Figure collection entries:
· · ·
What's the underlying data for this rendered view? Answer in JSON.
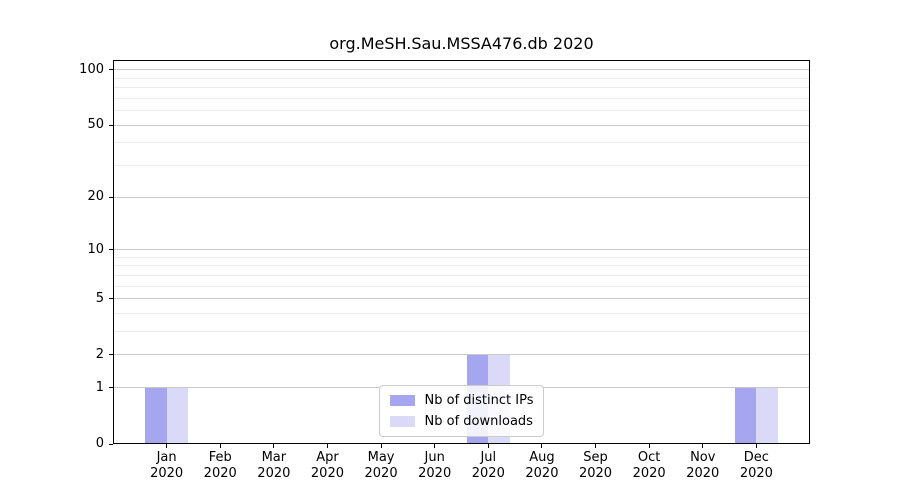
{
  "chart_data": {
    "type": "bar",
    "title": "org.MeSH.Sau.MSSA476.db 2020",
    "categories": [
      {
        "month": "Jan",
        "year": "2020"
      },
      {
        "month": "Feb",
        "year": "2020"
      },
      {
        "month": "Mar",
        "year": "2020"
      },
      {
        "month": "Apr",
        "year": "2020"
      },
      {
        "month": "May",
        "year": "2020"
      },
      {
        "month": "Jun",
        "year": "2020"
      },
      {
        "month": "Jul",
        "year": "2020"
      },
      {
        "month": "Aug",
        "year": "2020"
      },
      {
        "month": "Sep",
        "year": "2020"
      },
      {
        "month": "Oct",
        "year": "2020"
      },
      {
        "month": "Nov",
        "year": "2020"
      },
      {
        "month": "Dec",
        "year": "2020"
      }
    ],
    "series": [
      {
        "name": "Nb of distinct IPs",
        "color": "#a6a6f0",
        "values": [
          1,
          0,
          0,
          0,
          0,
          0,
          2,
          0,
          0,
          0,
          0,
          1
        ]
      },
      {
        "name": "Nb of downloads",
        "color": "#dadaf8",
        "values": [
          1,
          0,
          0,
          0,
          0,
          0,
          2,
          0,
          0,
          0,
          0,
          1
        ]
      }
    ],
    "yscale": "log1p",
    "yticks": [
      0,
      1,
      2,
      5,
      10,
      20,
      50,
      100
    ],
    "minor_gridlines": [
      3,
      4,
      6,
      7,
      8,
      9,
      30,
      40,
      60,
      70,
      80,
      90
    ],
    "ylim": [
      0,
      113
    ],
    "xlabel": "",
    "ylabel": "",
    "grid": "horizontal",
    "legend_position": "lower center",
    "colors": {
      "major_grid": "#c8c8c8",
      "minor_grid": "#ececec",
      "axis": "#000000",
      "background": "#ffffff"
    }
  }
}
· · ·
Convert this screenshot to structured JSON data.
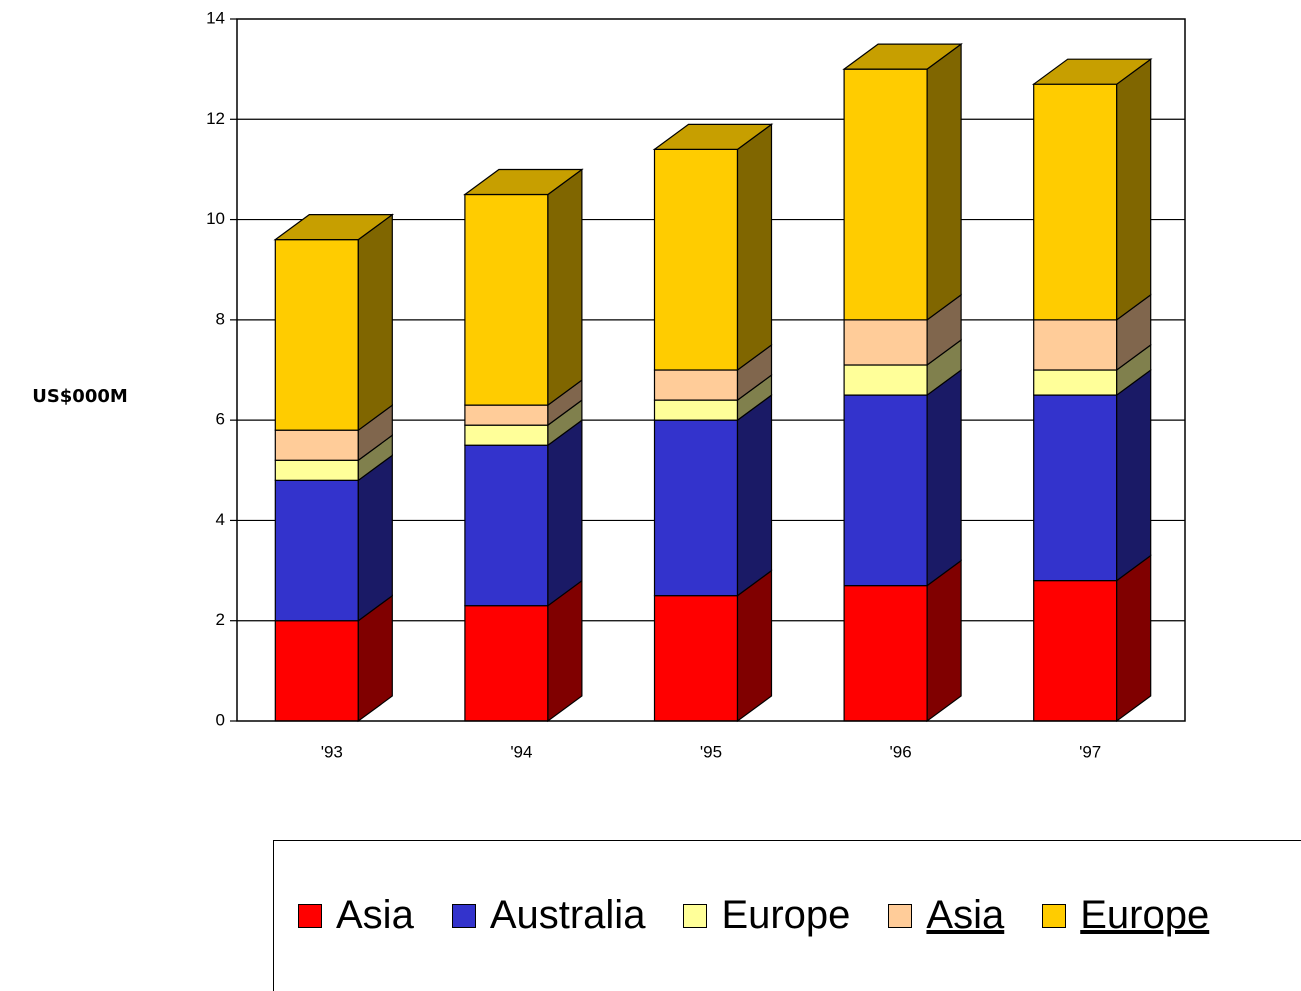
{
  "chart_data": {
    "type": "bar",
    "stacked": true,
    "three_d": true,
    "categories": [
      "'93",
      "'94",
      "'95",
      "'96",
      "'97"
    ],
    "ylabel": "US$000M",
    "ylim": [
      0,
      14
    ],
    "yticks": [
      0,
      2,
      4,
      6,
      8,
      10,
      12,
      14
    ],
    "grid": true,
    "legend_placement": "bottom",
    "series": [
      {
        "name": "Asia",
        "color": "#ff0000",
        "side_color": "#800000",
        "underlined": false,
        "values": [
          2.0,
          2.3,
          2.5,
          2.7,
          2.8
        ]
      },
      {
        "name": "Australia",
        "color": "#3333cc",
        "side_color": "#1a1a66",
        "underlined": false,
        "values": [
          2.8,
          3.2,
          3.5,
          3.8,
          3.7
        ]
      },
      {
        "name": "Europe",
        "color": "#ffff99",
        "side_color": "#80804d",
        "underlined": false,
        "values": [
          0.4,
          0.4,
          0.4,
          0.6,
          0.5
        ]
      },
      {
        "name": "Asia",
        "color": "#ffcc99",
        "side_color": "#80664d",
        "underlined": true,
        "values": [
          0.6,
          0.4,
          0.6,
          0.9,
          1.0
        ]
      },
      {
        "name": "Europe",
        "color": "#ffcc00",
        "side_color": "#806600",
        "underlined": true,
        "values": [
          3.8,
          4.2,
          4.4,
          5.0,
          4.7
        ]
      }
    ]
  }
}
· · ·
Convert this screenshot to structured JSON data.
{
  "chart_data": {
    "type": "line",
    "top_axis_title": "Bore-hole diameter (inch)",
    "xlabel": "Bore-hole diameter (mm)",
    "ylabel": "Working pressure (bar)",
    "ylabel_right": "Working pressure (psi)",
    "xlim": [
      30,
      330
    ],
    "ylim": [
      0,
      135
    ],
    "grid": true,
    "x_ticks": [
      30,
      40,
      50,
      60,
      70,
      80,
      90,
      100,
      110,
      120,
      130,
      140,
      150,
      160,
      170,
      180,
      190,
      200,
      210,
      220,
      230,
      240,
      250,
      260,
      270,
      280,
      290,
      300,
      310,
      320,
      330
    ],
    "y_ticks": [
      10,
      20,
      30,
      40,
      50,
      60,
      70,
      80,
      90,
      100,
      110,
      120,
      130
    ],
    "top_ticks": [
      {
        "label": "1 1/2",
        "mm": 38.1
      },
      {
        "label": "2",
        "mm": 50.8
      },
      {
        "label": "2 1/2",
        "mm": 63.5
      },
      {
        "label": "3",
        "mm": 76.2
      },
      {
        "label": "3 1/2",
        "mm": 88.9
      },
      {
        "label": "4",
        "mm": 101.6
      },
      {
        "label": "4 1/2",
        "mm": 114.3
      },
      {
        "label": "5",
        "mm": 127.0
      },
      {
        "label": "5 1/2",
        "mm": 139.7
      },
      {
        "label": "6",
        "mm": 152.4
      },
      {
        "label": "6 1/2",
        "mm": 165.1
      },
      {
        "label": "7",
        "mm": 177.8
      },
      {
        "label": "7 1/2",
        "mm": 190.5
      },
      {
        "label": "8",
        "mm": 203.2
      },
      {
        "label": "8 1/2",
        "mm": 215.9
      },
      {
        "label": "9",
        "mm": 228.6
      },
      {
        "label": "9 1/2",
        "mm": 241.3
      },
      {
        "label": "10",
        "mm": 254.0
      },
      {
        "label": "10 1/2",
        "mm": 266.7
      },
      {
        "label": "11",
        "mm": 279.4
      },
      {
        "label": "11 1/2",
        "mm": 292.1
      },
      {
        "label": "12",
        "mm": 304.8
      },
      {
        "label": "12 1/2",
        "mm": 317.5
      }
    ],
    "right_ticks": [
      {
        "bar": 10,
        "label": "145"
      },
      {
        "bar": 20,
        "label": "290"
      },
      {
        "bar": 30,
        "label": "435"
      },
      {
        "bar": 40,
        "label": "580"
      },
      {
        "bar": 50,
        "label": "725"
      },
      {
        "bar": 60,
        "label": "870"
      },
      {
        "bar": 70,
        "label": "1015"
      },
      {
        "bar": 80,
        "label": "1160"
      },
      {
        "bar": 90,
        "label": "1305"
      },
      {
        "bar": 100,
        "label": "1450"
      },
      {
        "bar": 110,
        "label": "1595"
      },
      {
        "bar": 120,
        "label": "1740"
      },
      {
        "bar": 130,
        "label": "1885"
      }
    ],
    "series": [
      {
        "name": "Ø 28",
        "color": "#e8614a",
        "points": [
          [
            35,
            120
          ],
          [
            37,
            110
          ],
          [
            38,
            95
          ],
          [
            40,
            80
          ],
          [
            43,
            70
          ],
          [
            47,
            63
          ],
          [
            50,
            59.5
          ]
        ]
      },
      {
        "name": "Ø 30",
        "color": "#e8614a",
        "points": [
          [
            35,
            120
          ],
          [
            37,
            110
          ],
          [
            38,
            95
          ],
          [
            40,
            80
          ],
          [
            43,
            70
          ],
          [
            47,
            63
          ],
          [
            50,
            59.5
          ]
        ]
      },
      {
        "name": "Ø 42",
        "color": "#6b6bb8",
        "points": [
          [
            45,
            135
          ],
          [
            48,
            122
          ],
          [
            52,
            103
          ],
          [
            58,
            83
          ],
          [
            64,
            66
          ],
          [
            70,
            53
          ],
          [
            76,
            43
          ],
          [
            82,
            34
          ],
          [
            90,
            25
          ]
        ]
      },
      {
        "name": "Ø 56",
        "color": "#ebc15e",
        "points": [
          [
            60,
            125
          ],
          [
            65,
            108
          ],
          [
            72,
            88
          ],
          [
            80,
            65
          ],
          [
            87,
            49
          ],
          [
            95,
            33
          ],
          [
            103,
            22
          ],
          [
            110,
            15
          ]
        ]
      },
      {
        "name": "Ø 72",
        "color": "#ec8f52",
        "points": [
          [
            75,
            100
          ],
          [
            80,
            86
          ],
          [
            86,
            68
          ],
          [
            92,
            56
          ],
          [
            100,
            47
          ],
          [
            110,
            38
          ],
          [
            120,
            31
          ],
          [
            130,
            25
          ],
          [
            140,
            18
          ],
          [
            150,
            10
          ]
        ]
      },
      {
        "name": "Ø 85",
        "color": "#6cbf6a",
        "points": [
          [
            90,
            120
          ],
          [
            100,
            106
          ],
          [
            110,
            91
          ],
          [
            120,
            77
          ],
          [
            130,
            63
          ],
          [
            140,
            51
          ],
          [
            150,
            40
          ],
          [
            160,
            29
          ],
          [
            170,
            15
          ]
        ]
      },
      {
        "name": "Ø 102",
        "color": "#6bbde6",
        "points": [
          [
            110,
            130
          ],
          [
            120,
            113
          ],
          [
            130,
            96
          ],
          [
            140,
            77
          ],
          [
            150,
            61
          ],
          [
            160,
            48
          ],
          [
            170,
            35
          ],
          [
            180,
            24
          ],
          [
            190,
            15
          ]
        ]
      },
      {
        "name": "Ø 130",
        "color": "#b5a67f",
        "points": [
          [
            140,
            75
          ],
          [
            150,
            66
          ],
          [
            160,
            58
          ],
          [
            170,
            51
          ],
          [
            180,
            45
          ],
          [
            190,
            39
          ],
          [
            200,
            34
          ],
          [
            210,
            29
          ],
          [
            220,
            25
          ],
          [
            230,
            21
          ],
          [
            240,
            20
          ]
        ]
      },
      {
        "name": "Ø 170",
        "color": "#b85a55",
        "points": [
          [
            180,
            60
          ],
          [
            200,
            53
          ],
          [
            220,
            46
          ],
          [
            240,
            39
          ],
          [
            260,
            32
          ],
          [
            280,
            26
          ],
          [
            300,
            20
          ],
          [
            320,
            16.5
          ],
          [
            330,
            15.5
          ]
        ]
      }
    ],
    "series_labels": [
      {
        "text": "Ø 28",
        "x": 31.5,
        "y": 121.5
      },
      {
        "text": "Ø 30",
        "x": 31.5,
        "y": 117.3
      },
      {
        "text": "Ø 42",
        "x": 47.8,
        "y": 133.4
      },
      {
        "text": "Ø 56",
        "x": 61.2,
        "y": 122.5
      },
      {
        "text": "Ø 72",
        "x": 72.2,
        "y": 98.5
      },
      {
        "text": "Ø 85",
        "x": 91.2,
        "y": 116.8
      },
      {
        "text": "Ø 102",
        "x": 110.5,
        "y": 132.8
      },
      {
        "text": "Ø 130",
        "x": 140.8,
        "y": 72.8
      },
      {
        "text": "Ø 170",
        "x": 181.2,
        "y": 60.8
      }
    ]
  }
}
· · ·
Stated problem: Copy every line of the records above that contains "diameter".

Completed task:
    "top_axis_title": "Bore-hole diameter (inch)",
    "xlabel": "Bore-hole diameter (mm)",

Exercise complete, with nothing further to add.